* BEGIN Data shown *

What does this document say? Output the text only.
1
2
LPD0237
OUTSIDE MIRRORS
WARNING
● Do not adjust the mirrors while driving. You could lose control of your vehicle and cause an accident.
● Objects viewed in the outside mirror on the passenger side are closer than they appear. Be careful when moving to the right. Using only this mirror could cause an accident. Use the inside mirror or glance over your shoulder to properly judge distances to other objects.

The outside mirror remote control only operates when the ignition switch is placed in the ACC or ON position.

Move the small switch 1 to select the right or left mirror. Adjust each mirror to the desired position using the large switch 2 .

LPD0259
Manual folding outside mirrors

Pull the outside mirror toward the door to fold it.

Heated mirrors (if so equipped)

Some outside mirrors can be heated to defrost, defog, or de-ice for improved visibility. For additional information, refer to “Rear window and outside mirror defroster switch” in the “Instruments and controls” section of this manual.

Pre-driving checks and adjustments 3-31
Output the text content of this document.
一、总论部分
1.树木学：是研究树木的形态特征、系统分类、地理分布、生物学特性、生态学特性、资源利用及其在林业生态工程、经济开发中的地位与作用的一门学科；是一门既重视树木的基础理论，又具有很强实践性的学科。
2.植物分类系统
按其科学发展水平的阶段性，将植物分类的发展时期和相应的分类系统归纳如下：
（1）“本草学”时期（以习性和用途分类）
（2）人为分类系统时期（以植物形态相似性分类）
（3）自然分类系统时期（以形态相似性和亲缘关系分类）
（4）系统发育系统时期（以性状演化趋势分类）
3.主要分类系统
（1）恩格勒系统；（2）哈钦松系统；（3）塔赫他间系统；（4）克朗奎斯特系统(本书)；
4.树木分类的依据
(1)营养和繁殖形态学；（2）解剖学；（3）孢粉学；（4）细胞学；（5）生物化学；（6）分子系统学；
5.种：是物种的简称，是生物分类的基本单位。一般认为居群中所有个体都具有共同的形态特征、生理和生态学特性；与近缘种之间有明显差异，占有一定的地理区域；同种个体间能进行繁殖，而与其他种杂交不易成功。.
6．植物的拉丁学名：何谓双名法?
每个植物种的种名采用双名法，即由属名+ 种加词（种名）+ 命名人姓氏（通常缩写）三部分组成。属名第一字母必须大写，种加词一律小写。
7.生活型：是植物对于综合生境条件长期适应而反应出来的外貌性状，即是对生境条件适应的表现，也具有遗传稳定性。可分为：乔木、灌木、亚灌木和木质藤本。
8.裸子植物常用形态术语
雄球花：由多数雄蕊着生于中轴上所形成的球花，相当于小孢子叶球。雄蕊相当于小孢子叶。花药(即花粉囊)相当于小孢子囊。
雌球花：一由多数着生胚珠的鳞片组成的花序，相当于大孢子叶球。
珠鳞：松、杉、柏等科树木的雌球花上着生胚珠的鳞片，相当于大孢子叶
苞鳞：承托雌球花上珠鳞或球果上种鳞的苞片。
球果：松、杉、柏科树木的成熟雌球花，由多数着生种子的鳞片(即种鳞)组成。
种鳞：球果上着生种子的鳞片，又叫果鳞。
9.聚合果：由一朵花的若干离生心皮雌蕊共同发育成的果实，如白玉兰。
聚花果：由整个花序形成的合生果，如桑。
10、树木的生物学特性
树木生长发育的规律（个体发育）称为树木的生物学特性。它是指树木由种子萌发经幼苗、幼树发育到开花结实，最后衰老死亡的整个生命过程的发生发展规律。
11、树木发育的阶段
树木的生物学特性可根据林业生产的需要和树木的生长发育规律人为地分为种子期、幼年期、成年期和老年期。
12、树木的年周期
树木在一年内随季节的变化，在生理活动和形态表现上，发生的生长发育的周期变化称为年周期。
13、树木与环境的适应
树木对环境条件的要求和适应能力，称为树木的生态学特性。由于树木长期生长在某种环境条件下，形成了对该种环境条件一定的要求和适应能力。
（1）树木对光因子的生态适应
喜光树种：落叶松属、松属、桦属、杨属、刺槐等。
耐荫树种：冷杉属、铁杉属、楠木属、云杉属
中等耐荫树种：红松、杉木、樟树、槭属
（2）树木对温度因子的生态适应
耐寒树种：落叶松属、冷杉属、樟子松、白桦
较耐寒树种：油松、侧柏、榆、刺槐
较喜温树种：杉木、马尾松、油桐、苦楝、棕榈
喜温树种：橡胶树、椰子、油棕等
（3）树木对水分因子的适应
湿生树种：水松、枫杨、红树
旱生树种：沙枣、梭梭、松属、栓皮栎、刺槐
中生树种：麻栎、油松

* END Data shown *

#### Direction:
Copy every record exactly as presented.

#### Complete response:
What does this document say? Output the text only.
1
2
LPD0237
OUTSIDE MIRRORS
WARNING
● Do not adjust the mirrors while driving. You could lose control of your vehicle and cause an accident.
● Objects viewed in the outside mirror on the passenger side are closer than they appear. Be careful when moving to the right. Using only this mirror could cause an accident. Use the inside mirror or glance over your shoulder to properly judge distances to other objects.

The outside mirror remote control only operates when the ignition switch is placed in the ACC or ON position.

Move the small switch 1 to select the right or left mirror. Adjust each mirror to the desired position using the large switch 2 .

LPD0259
Manual folding outside mirrors

Pull the outside mirror toward the door to fold it.

Heated mirrors (if so equipped)

Some outside mirrors can be heated to defrost, defog, or de-ice for improved visibility. For additional information, refer to “Rear window and outside mirror defroster switch” in the “Instruments and controls” section of this manual.

Pre-driving checks and adjustments 3-31
Output the text content of this document.
一、总论部分
1.树木学：是研究树木的形态特征、系统分类、地理分布、生物学特性、生态学特性、资源利用及其在林业生态工程、经济开发中的地位与作用的一门学科；是一门既重视树木的基础理论，又具有很强实践性的学科。
2.植物分类系统
按其科学发展水平的阶段性，将植物分类的发展时期和相应的分类系统归纳如下：
（1）“本草学”时期（以习性和用途分类）
（2）人为分类系统时期（以植物形态相似性分类）
（3）自然分类系统时期（以形态相似性和亲缘关系分类）
（4）系统发育系统时期（以性状演化趋势分类）
3.主要分类系统
（1）恩格勒系统；（2）哈钦松系统；（3）塔赫他间系统；（4）克朗奎斯特系统(本书)；
4.树木分类的依据
(1)营养和繁殖形态学；（2）解剖学；（3）孢粉学；（4）细胞学；（5）生物化学；（6）分子系统学；
5.种：是物种的简称，是生物分类的基本单位。一般认为居群中所有个体都具有共同的形态特征、生理和生态学特性；与近缘种之间有明显差异，占有一定的地理区域；同种个体间能进行繁殖，而与其他种杂交不易成功。.
6．植物的拉丁学名：何谓双名法?
每个植物种的种名采用双名法，即由属名+ 种加词（种名）+ 命名人姓氏（通常缩写）三部分组成。属名第一字母必须大写，种加词一律小写。
7.生活型：是植物对于综合生境条件长期适应而反应出来的外貌性状，即是对生境条件适应的表现，也具有遗传稳定性。可分为：乔木、灌木、亚灌木和木质藤本。
8.裸子植物常用形态术语
雄球花：由多数雄蕊着生于中轴上所形成的球花，相当于小孢子叶球。雄蕊相当于小孢子叶。花药(即花粉囊)相当于小孢子囊。
雌球花：一由多数着生胚珠的鳞片组成的花序，相当于大孢子叶球。
珠鳞：松、杉、柏等科树木的雌球花上着生胚珠的鳞片，相当于大孢子叶
苞鳞：承托雌球花上珠鳞或球果上种鳞的苞片。
球果：松、杉、柏科树木的成熟雌球花，由多数着生种子的鳞片(即种鳞)组成。
种鳞：球果上着生种子的鳞片，又叫果鳞。
9.聚合果：由一朵花的若干离生心皮雌蕊共同发育成的果实，如白玉兰。
聚花果：由整个花序形成的合生果，如桑。
10、树木的生物学特性
树木生长发育的规律（个体发育）称为树木的生物学特性。它是指树木由种子萌发经幼苗、幼树发育到开花结实，最后衰老死亡的整个生命过程的发生发展规律。
11、树木发育的阶段
树木的生物学特性可根据林业生产的需要和树木的生长发育规律人为地分为种子期、幼年期、成年期和老年期。
12、树木的年周期
树木在一年内随季节的变化，在生理活动和形态表现上，发生的生长发育的周期变化称为年周期。
13、树木与环境的适应
树木对环境条件的要求和适应能力，称为树木的生态学特性。由于树木长期生长在某种环境条件下，形成了对该种环境条件一定的要求和适应能力。
（1）树木对光因子的生态适应
喜光树种：落叶松属、松属、桦属、杨属、刺槐等。
耐荫树种：冷杉属、铁杉属、楠木属、云杉属
中等耐荫树种：红松、杉木、樟树、槭属
（2）树木对温度因子的生态适应
耐寒树种：落叶松属、冷杉属、樟子松、白桦
较耐寒树种：油松、侧柏、榆、刺槐
较喜温树种：杉木、马尾松、油桐、苦楝、棕榈
喜温树种：橡胶树、椰子、油棕等
（3）树木对水分因子的适应
湿生树种：水松、枫杨、红树
旱生树种：沙枣、梭梭、松属、栓皮栎、刺槐
中生树种：麻栎、油松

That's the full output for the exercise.